--- Collected data ---
★ ★ ★ ★

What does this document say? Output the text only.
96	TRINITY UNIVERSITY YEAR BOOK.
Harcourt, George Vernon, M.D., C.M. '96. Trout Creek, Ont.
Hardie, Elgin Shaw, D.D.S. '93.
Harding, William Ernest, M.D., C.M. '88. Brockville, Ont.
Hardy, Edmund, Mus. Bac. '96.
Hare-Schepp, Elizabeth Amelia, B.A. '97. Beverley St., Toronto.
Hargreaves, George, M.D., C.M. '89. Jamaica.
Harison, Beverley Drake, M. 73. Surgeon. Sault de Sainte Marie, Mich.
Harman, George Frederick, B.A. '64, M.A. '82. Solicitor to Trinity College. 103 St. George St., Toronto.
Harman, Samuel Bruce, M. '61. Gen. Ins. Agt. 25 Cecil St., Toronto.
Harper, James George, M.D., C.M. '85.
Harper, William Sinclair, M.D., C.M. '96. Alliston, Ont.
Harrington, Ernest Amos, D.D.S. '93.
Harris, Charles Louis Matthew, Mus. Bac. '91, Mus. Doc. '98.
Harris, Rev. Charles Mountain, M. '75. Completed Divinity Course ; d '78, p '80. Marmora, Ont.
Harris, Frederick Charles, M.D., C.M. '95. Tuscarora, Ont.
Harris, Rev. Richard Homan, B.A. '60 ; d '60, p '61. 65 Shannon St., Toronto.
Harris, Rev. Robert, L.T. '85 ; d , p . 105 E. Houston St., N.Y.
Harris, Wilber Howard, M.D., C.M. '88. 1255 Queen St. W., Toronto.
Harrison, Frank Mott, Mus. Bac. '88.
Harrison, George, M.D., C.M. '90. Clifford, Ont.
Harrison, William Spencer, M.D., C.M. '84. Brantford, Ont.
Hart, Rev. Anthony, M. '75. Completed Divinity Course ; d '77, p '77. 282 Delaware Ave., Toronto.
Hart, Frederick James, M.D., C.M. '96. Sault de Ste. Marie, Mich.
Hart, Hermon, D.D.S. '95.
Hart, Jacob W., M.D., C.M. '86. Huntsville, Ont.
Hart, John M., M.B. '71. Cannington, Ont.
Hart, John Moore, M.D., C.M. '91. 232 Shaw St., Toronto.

★ ★ ★ ★

--- Direction ---
Find how many lines in the listing contain the word "Sault" and give that count alone.

--- The reply ---
2